# Data supplied start

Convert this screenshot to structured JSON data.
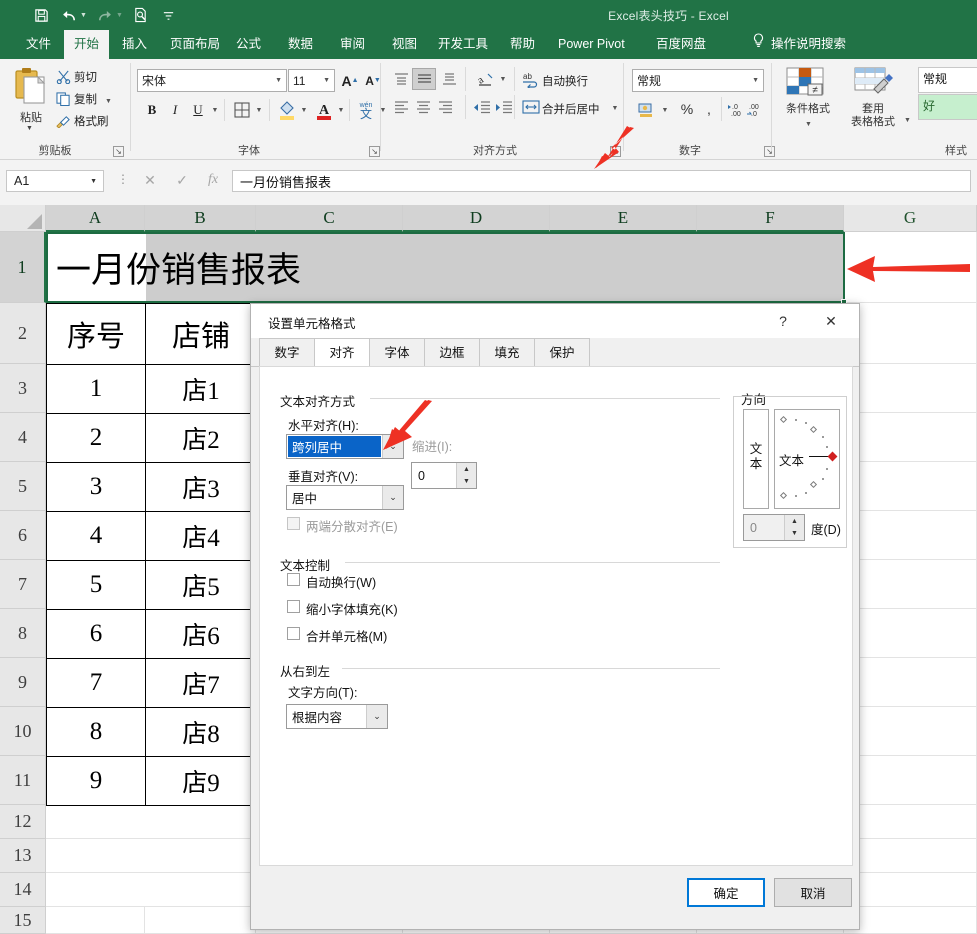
{
  "titlebar": {
    "document_title": "Excel表头技巧  -  Excel",
    "qat": [
      {
        "name": "save-icon",
        "glyph": "💾"
      },
      {
        "name": "undo-icon",
        "glyph": "↶"
      },
      {
        "name": "redo-icon",
        "glyph": "↷"
      },
      {
        "name": "print-preview-icon",
        "glyph": "🔍"
      },
      {
        "name": "customize-qat-icon",
        "glyph": "∇"
      }
    ]
  },
  "ribbon_tabs": [
    {
      "label": "文件",
      "active": false
    },
    {
      "label": "开始",
      "active": true
    },
    {
      "label": "插入",
      "active": false
    },
    {
      "label": "页面布局",
      "active": false
    },
    {
      "label": "公式",
      "active": false
    },
    {
      "label": "数据",
      "active": false
    },
    {
      "label": "审阅",
      "active": false
    },
    {
      "label": "视图",
      "active": false
    },
    {
      "label": "开发工具",
      "active": false
    },
    {
      "label": "帮助",
      "active": false
    },
    {
      "label": "Power Pivot",
      "active": false
    },
    {
      "label": "百度网盘",
      "active": false
    }
  ],
  "search": {
    "label": "操作说明搜索"
  },
  "ribbon": {
    "clipboard": {
      "group_label": "剪贴板",
      "paste_label": "粘贴",
      "cut_label": "剪切",
      "copy_label": "复制",
      "format_painter_label": "格式刷"
    },
    "font": {
      "group_label": "字体",
      "font_name": "宋体",
      "font_size": "11",
      "grow_label": "A",
      "shrink_label": "A",
      "bold_label": "B",
      "italic_label": "I",
      "underline_label": "U",
      "border_icon": "borders-icon",
      "fill_icon": "fill-color-icon",
      "font_color_icon": "font-color-icon",
      "phonetic_label": "文"
    },
    "alignment": {
      "group_label": "对齐方式",
      "wrap_text_label": "自动换行",
      "merge_center_label": "合并后居中",
      "orientation_icon": "orientation-icon",
      "decrease_indent_icon": "decrease-indent-icon",
      "increase_indent_icon": "increase-indent-icon"
    },
    "number": {
      "group_label": "数字",
      "format": "常规",
      "percent_label": "%",
      "comma_label": ",",
      "increase_decimal_label": ".00",
      "decrease_decimal_label": ".00"
    },
    "styles": {
      "group_label": "样式",
      "conditional_label": "条件格式",
      "table_style_label": "套用\n表格格式",
      "cell_style_normal": "常规",
      "cell_style_good": "好"
    }
  },
  "formula_bar": {
    "name_box": "A1",
    "cancel_icon": "cancel-icon",
    "confirm_icon": "confirm-icon",
    "fx_label": "fx",
    "formula_value": "一月份销售报表"
  },
  "sheet": {
    "columns": [
      "A",
      "B",
      "C",
      "D",
      "E",
      "F",
      "G"
    ],
    "rows": [
      "1",
      "2",
      "3",
      "4",
      "5",
      "6",
      "7",
      "8",
      "9",
      "10",
      "11",
      "12",
      "13",
      "14",
      "15"
    ],
    "selected_columns": [
      "A",
      "B",
      "C",
      "D",
      "E",
      "F"
    ],
    "selected_row": "1",
    "title_cell": "一月份销售报表",
    "header_row": [
      "序号",
      "店铺"
    ],
    "data_rows": [
      [
        "1",
        "店1"
      ],
      [
        "2",
        "店2"
      ],
      [
        "3",
        "店3"
      ],
      [
        "4",
        "店4"
      ],
      [
        "5",
        "店5"
      ],
      [
        "6",
        "店6"
      ],
      [
        "7",
        "店7"
      ],
      [
        "8",
        "店8"
      ],
      [
        "9",
        "店9"
      ]
    ]
  },
  "dialog": {
    "title": "设置单元格格式",
    "help_icon": "?",
    "close_icon": "✕",
    "tabs": [
      {
        "label": "数字",
        "active": false
      },
      {
        "label": "对齐",
        "active": true
      },
      {
        "label": "字体",
        "active": false
      },
      {
        "label": "边框",
        "active": false
      },
      {
        "label": "填充",
        "active": false
      },
      {
        "label": "保护",
        "active": false
      }
    ],
    "text_alignment": {
      "legend": "文本对齐方式",
      "horizontal_label": "水平对齐(H):",
      "horizontal_value": "跨列居中",
      "vertical_label": "垂直对齐(V):",
      "vertical_value": "居中",
      "justify_distributed_label": "两端分散对齐(E)",
      "indent_label": "缩进(I):",
      "indent_value": "0"
    },
    "text_control": {
      "legend": "文本控制",
      "wrap_label": "自动换行(W)",
      "shrink_label": "缩小字体填充(K)",
      "merge_label": "合并单元格(M)"
    },
    "rtl": {
      "legend": "从右到左",
      "direction_label": "文字方向(T):",
      "direction_value": "根据内容"
    },
    "orientation": {
      "legend": "方向",
      "vertical_sample": "文本",
      "sample": "文本",
      "degrees_value": "0",
      "degrees_label": "度(D)"
    },
    "ok_label": "确定",
    "cancel_label": "取消"
  },
  "colors": {
    "excel_green": "#217346",
    "selection_green": "#1d6b42",
    "dialog_blue": "#0a64c8",
    "default_button_blue": "#0078d7",
    "arrow_red": "#ee3124",
    "good_style_bg": "#c6efce",
    "good_style_fg": "#2b6b33"
  }
}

# Data supplied end

Exercise goal: The data above should be repeated exactly, minus any pictures.

Problem solution:
Convert this screenshot to structured JSON data.
{
  "titlebar": {
    "document_title": "Excel表头技巧  -  Excel",
    "qat": [
      {
        "name": "save-icon",
        "glyph": "💾"
      },
      {
        "name": "undo-icon",
        "glyph": "↶"
      },
      {
        "name": "redo-icon",
        "glyph": "↷"
      },
      {
        "name": "print-preview-icon",
        "glyph": "🔍"
      },
      {
        "name": "customize-qat-icon",
        "glyph": "∇"
      }
    ]
  },
  "ribbon_tabs": [
    {
      "label": "文件",
      "active": false
    },
    {
      "label": "开始",
      "active": true
    },
    {
      "label": "插入",
      "active": false
    },
    {
      "label": "页面布局",
      "active": false
    },
    {
      "label": "公式",
      "active": false
    },
    {
      "label": "数据",
      "active": false
    },
    {
      "label": "审阅",
      "active": false
    },
    {
      "label": "视图",
      "active": false
    },
    {
      "label": "开发工具",
      "active": false
    },
    {
      "label": "帮助",
      "active": false
    },
    {
      "label": "Power Pivot",
      "active": false
    },
    {
      "label": "百度网盘",
      "active": false
    }
  ],
  "search": {
    "label": "操作说明搜索"
  },
  "ribbon": {
    "clipboard": {
      "group_label": "剪贴板",
      "paste_label": "粘贴",
      "cut_label": "剪切",
      "copy_label": "复制",
      "format_painter_label": "格式刷"
    },
    "font": {
      "group_label": "字体",
      "font_name": "宋体",
      "font_size": "11",
      "grow_label": "A",
      "shrink_label": "A",
      "bold_label": "B",
      "italic_label": "I",
      "underline_label": "U",
      "border_icon": "borders-icon",
      "fill_icon": "fill-color-icon",
      "font_color_icon": "font-color-icon",
      "phonetic_label": "文"
    },
    "alignment": {
      "group_label": "对齐方式",
      "wrap_text_label": "自动换行",
      "merge_center_label": "合并后居中",
      "orientation_icon": "orientation-icon",
      "decrease_indent_icon": "decrease-indent-icon",
      "increase_indent_icon": "increase-indent-icon"
    },
    "number": {
      "group_label": "数字",
      "format": "常规",
      "percent_label": "%",
      "comma_label": ",",
      "increase_decimal_label": ".00",
      "decrease_decimal_label": ".00"
    },
    "styles": {
      "group_label": "样式",
      "conditional_label": "条件格式",
      "table_style_label": "套用\n表格格式",
      "cell_style_normal": "常规",
      "cell_style_good": "好"
    }
  },
  "formula_bar": {
    "name_box": "A1",
    "cancel_icon": "cancel-icon",
    "confirm_icon": "confirm-icon",
    "fx_label": "fx",
    "formula_value": "一月份销售报表"
  },
  "sheet": {
    "columns": [
      "A",
      "B",
      "C",
      "D",
      "E",
      "F",
      "G"
    ],
    "rows": [
      "1",
      "2",
      "3",
      "4",
      "5",
      "6",
      "7",
      "8",
      "9",
      "10",
      "11",
      "12",
      "13",
      "14",
      "15"
    ],
    "selected_columns": [
      "A",
      "B",
      "C",
      "D",
      "E",
      "F"
    ],
    "selected_row": "1",
    "title_cell": "一月份销售报表",
    "header_row": [
      "序号",
      "店铺"
    ],
    "data_rows": [
      [
        "1",
        "店1"
      ],
      [
        "2",
        "店2"
      ],
      [
        "3",
        "店3"
      ],
      [
        "4",
        "店4"
      ],
      [
        "5",
        "店5"
      ],
      [
        "6",
        "店6"
      ],
      [
        "7",
        "店7"
      ],
      [
        "8",
        "店8"
      ],
      [
        "9",
        "店9"
      ]
    ]
  },
  "dialog": {
    "title": "设置单元格格式",
    "help_icon": "?",
    "close_icon": "✕",
    "tabs": [
      {
        "label": "数字",
        "active": false
      },
      {
        "label": "对齐",
        "active": true
      },
      {
        "label": "字体",
        "active": false
      },
      {
        "label": "边框",
        "active": false
      },
      {
        "label": "填充",
        "active": false
      },
      {
        "label": "保护",
        "active": false
      }
    ],
    "text_alignment": {
      "legend": "文本对齐方式",
      "horizontal_label": "水平对齐(H):",
      "horizontal_value": "跨列居中",
      "vertical_label": "垂直对齐(V):",
      "vertical_value": "居中",
      "justify_distributed_label": "两端分散对齐(E)",
      "indent_label": "缩进(I):",
      "indent_value": "0"
    },
    "text_control": {
      "legend": "文本控制",
      "wrap_label": "自动换行(W)",
      "shrink_label": "缩小字体填充(K)",
      "merge_label": "合并单元格(M)"
    },
    "rtl": {
      "legend": "从右到左",
      "direction_label": "文字方向(T):",
      "direction_value": "根据内容"
    },
    "orientation": {
      "legend": "方向",
      "vertical_sample": "文本",
      "sample": "文本",
      "degrees_value": "0",
      "degrees_label": "度(D)"
    },
    "ok_label": "确定",
    "cancel_label": "取消"
  },
  "colors": {
    "excel_green": "#217346",
    "selection_green": "#1d6b42",
    "dialog_blue": "#0a64c8",
    "default_button_blue": "#0078d7",
    "arrow_red": "#ee3124",
    "good_style_bg": "#c6efce",
    "good_style_fg": "#2b6b33"
  }
}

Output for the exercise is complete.